━━ Supplied data ━━
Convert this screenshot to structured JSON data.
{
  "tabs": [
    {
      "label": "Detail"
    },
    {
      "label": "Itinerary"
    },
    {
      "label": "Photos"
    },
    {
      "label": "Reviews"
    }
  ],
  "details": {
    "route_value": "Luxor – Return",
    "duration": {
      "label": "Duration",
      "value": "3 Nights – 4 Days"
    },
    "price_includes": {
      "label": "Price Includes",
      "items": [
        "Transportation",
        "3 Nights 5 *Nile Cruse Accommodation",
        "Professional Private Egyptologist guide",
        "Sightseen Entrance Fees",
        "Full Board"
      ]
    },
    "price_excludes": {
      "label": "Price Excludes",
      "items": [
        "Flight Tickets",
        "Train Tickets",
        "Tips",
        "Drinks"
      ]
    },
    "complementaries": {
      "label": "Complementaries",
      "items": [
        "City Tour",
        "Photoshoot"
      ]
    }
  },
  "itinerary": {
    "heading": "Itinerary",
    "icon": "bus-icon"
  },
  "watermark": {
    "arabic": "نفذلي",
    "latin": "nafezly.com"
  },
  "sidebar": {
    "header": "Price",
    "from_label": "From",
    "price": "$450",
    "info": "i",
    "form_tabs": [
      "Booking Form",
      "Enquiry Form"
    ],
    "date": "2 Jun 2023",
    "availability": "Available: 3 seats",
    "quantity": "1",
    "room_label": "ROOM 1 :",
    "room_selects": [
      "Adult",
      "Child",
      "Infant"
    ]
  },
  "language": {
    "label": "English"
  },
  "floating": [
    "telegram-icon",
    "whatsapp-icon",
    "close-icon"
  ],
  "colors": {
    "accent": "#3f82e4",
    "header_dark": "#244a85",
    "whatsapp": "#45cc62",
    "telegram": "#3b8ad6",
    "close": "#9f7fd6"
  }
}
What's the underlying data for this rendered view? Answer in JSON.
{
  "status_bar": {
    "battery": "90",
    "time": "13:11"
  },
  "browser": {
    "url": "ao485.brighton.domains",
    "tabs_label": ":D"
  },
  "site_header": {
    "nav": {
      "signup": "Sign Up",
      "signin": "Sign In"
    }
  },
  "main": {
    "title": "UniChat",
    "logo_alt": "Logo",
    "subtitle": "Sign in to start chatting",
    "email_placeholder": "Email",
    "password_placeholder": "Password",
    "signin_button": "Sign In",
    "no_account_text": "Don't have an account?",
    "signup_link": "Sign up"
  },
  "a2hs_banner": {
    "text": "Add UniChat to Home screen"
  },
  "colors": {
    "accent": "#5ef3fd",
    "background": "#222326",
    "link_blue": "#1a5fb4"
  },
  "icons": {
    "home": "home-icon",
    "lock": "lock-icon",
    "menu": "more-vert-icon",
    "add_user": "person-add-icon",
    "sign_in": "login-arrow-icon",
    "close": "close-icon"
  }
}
━━━
■ **What you need to do**: Output the listing above exactly as it appears.

■ **Response**:
Convert this screenshot to structured JSON data.
{
  "tabs": [
    {
      "label": "Detail"
    },
    {
      "label": "Itinerary"
    },
    {
      "label": "Photos"
    },
    {
      "label": "Reviews"
    }
  ],
  "details": {
    "route_value": "Luxor – Return",
    "duration": {
      "label": "Duration",
      "value": "3 Nights – 4 Days"
    },
    "price_includes": {
      "label": "Price Includes",
      "items": [
        "Transportation",
        "3 Nights 5 *Nile Cruse Accommodation",
        "Professional Private Egyptologist guide",
        "Sightseen Entrance Fees",
        "Full Board"
      ]
    },
    "price_excludes": {
      "label": "Price Excludes",
      "items": [
        "Flight Tickets",
        "Train Tickets",
        "Tips",
        "Drinks"
      ]
    },
    "complementaries": {
      "label": "Complementaries",
      "items": [
        "City Tour",
        "Photoshoot"
      ]
    }
  },
  "itinerary": {
    "heading": "Itinerary",
    "icon": "bus-icon"
  },
  "watermark": {
    "arabic": "نفذلي",
    "latin": "nafezly.com"
  },
  "sidebar": {
    "header": "Price",
    "from_label": "From",
    "price": "$450",
    "info": "i",
    "form_tabs": [
      "Booking Form",
      "Enquiry Form"
    ],
    "date": "2 Jun 2023",
    "availability": "Available: 3 seats",
    "quantity": "1",
    "room_label": "ROOM 1 :",
    "room_selects": [
      "Adult",
      "Child",
      "Infant"
    ]
  },
  "language": {
    "label": "English"
  },
  "floating": [
    "telegram-icon",
    "whatsapp-icon",
    "close-icon"
  ],
  "colors": {
    "accent": "#3f82e4",
    "header_dark": "#244a85",
    "whatsapp": "#45cc62",
    "telegram": "#3b8ad6",
    "close": "#9f7fd6"
  }
}
What's the underlying data for this rendered view? Answer in JSON.
{
  "status_bar": {
    "battery": "90",
    "time": "13:11"
  },
  "browser": {
    "url": "ao485.brighton.domains",
    "tabs_label": ":D"
  },
  "site_header": {
    "nav": {
      "signup": "Sign Up",
      "signin": "Sign In"
    }
  },
  "main": {
    "title": "UniChat",
    "logo_alt": "Logo",
    "subtitle": "Sign in to start chatting",
    "email_placeholder": "Email",
    "password_placeholder": "Password",
    "signin_button": "Sign In",
    "no_account_text": "Don't have an account?",
    "signup_link": "Sign up"
  },
  "a2hs_banner": {
    "text": "Add UniChat to Home screen"
  },
  "colors": {
    "accent": "#5ef3fd",
    "background": "#222326",
    "link_blue": "#1a5fb4"
  },
  "icons": {
    "home": "home-icon",
    "lock": "lock-icon",
    "menu": "more-vert-icon",
    "add_user": "person-add-icon",
    "sign_in": "login-arrow-icon",
    "close": "close-icon"
  }
}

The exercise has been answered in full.